§ **Work instructions**
Copy out the rows below verbatim, everything from the line containing "data-label: 25 A: [559, 601, 664, 652]" down to the line containing "x-axis-arrow: [1318, 710, 1344, 734]", with both of those lines included.

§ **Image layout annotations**

++++++++++++++++++++

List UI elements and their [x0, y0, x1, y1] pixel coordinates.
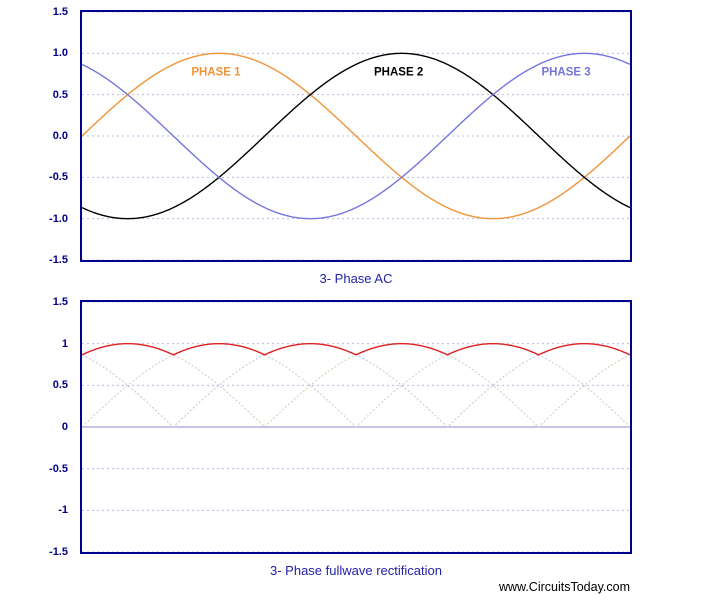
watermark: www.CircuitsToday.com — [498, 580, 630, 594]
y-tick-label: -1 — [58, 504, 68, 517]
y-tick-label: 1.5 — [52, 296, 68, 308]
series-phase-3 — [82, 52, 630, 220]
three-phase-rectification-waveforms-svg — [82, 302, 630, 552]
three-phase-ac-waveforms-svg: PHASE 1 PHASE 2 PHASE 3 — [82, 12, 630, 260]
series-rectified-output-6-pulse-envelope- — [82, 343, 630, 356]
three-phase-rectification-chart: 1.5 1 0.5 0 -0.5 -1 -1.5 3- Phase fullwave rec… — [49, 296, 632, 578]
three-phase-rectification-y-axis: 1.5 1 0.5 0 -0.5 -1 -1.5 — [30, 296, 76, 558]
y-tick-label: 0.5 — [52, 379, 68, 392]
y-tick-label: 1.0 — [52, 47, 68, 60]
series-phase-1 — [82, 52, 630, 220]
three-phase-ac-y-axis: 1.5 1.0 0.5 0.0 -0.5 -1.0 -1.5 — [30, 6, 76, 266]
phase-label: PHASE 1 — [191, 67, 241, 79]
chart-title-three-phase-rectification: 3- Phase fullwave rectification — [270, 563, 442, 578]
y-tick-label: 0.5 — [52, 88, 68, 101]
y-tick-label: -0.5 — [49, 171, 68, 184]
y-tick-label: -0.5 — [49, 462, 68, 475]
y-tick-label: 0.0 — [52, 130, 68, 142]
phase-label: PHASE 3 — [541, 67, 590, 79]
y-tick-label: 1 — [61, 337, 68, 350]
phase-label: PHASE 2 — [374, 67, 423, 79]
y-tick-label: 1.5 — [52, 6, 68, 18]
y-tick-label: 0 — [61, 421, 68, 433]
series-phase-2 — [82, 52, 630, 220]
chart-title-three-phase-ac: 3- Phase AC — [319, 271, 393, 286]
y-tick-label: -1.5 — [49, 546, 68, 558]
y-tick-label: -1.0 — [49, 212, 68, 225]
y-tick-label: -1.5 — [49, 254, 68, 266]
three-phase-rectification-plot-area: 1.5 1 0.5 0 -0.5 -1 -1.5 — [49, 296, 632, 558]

++++++++++++++++++++

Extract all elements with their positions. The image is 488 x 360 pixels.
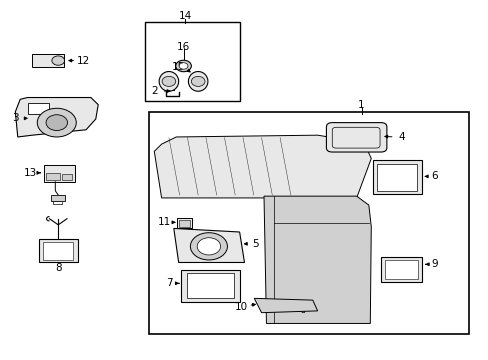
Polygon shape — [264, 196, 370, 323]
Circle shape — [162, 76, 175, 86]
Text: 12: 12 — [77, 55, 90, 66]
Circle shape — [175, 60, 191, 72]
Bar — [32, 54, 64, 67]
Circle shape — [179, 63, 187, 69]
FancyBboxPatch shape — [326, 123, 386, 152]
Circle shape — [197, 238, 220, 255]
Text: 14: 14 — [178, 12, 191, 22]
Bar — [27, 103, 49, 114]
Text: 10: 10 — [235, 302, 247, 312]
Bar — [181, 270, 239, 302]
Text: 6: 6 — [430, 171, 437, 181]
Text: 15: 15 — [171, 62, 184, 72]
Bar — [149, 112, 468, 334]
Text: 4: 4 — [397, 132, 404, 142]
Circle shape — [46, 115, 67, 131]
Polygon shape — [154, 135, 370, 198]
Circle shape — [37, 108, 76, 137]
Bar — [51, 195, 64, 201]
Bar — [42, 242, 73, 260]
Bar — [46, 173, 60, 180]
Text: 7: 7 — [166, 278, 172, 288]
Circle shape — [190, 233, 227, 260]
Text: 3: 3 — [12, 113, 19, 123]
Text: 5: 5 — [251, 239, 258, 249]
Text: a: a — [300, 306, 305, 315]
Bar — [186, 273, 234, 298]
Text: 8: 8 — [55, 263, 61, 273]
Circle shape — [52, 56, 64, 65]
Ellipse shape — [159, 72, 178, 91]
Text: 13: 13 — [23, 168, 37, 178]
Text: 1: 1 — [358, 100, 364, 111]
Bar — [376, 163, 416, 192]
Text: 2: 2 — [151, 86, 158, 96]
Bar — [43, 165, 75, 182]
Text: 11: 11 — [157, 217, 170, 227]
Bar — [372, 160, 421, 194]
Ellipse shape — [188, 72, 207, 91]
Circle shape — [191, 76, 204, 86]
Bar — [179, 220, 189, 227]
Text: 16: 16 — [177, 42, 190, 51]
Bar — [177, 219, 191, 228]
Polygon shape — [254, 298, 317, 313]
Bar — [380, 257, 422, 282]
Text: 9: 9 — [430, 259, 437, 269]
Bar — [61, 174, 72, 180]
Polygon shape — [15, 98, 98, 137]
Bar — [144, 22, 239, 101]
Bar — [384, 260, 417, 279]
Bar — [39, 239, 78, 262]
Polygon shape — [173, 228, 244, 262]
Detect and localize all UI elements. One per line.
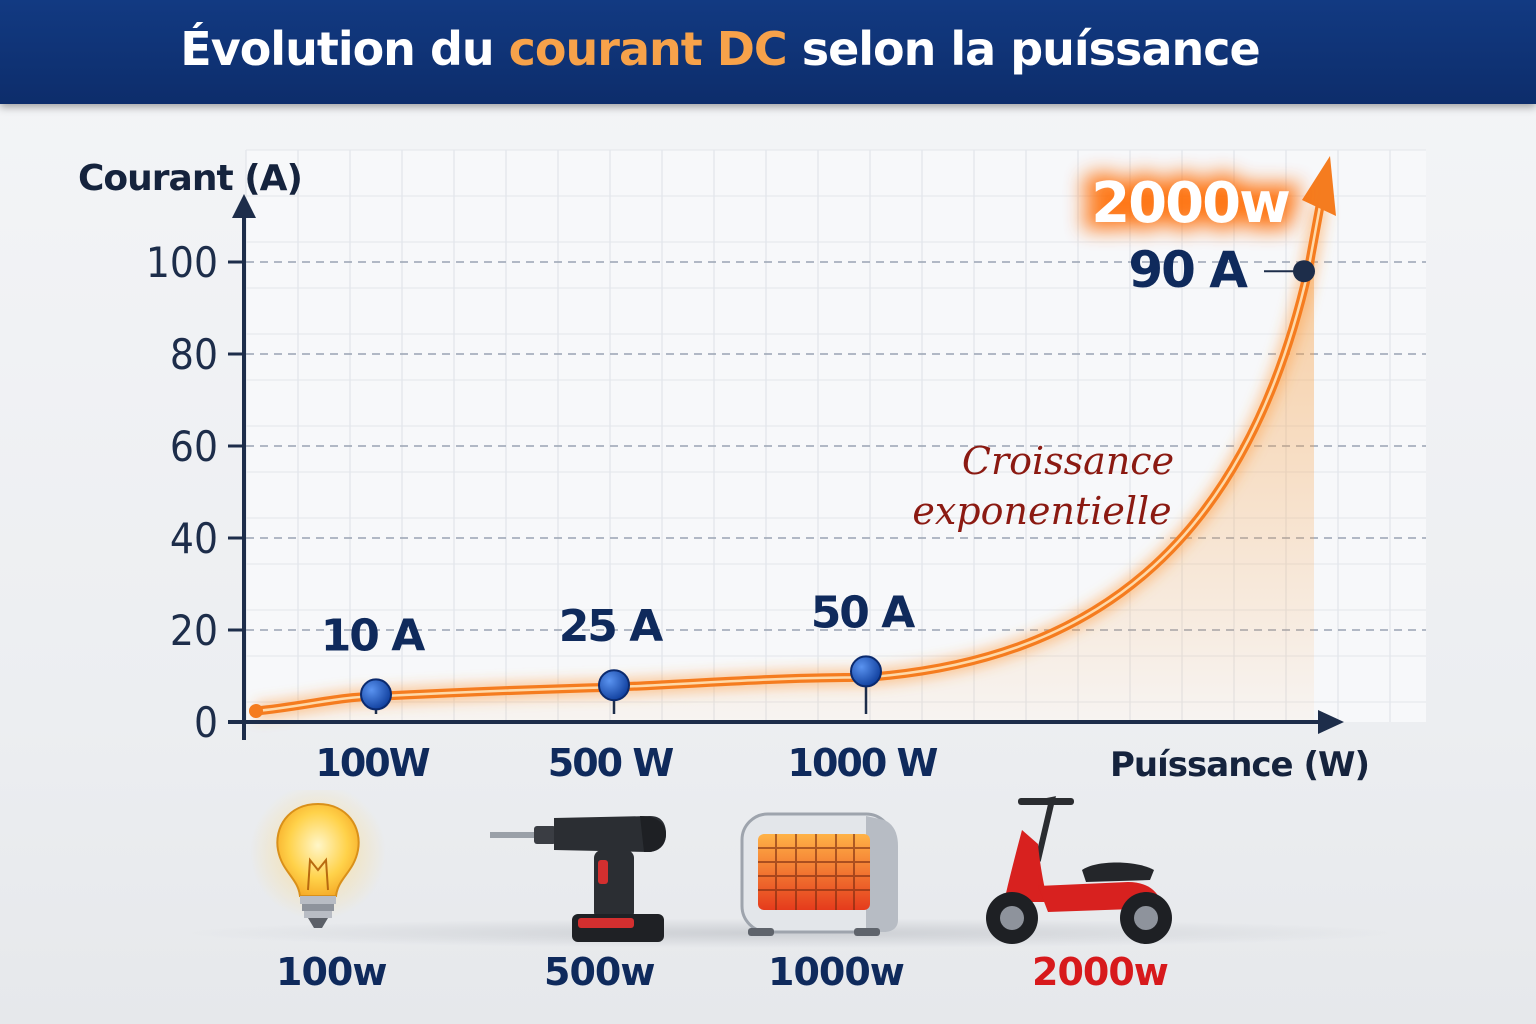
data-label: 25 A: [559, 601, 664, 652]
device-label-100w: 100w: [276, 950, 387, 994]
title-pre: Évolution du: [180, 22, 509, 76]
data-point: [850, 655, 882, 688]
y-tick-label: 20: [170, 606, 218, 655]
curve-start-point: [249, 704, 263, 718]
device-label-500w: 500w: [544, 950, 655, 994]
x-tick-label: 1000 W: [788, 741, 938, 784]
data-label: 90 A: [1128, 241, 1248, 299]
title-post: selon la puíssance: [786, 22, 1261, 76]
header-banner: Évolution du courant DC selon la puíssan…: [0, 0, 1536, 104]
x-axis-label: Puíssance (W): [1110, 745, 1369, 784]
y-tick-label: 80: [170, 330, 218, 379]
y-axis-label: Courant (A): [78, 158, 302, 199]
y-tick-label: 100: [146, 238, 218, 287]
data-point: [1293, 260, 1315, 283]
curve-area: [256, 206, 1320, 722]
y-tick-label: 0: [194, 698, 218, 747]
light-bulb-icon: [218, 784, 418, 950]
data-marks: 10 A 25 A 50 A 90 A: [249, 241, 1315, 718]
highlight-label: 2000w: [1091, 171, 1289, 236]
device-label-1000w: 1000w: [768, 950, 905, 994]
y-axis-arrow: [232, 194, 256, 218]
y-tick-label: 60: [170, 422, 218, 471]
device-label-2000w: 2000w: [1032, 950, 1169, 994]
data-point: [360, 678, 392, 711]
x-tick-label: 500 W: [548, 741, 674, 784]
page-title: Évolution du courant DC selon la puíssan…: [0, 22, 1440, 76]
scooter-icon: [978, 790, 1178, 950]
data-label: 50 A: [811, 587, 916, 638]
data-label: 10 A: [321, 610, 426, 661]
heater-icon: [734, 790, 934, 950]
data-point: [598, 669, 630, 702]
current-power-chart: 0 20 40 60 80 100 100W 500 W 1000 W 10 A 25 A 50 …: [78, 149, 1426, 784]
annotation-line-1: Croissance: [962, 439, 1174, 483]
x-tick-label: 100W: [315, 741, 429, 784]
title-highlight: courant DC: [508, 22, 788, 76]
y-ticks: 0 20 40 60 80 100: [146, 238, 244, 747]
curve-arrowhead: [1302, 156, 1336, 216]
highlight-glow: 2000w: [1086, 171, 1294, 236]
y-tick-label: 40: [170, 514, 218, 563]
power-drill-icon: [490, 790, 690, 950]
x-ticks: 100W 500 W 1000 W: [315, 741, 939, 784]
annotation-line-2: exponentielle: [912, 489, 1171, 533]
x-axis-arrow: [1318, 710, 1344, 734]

++++++++++++++++++++

§ **Written solution**
data-label: 25 A: [559, 601, 664, 652]
device-label-100w: 100w: [276, 950, 387, 994]
title-pre: Évolution du: [180, 22, 509, 76]
data-point: [850, 655, 882, 688]
y-tick-label: 20: [170, 606, 218, 655]
curve-start-point: [249, 704, 263, 718]
device-label-500w: 500w: [544, 950, 655, 994]
x-tick-label: 1000 W: [788, 741, 938, 784]
data-label: 90 A: [1128, 241, 1248, 299]
title-post: selon la puíssance: [786, 22, 1261, 76]
header-banner: Évolution du courant DC selon la puíssan…: [0, 0, 1536, 104]
x-axis-label: Puíssance (W): [1110, 745, 1369, 784]
y-tick-label: 80: [170, 330, 218, 379]
y-axis-label: Courant (A): [78, 158, 302, 199]
y-tick-label: 100: [146, 238, 218, 287]
data-point: [1293, 260, 1315, 283]
curve-area: [256, 206, 1320, 722]
y-tick-label: 0: [194, 698, 218, 747]
light-bulb-icon: [218, 784, 418, 950]
data-marks: 10 A 25 A 50 A 90 A: [249, 241, 1315, 718]
highlight-label: 2000w: [1091, 171, 1289, 236]
device-label-1000w: 1000w: [768, 950, 905, 994]
y-axis-arrow: [232, 194, 256, 218]
y-tick-label: 60: [170, 422, 218, 471]
device-label-2000w: 2000w: [1032, 950, 1169, 994]
data-point: [360, 678, 392, 711]
x-tick-label: 500 W: [548, 741, 674, 784]
page-title: Évolution du courant DC selon la puíssan…: [0, 22, 1440, 76]
scooter-icon: [978, 790, 1178, 950]
data-label: 50 A: [811, 587, 916, 638]
data-label: 10 A: [321, 610, 426, 661]
heater-icon: [734, 790, 934, 950]
data-point: [598, 669, 630, 702]
current-power-chart: 0 20 40 60 80 100 100W 500 W 1000 W 10 A 25 A 50 …: [78, 149, 1426, 784]
annotation-line-1: Croissance: [962, 439, 1174, 483]
x-tick-label: 100W: [315, 741, 429, 784]
title-highlight: courant DC: [508, 22, 788, 76]
y-ticks: 0 20 40 60 80 100: [146, 238, 244, 747]
curve-arrowhead: [1302, 156, 1336, 216]
highlight-glow: 2000w: [1086, 171, 1294, 236]
y-tick-label: 40: [170, 514, 218, 563]
power-drill-icon: [490, 790, 690, 950]
x-ticks: 100W 500 W 1000 W: [315, 741, 939, 784]
annotation-line-2: exponentielle: [912, 489, 1171, 533]
x-axis-arrow: [1318, 710, 1344, 734]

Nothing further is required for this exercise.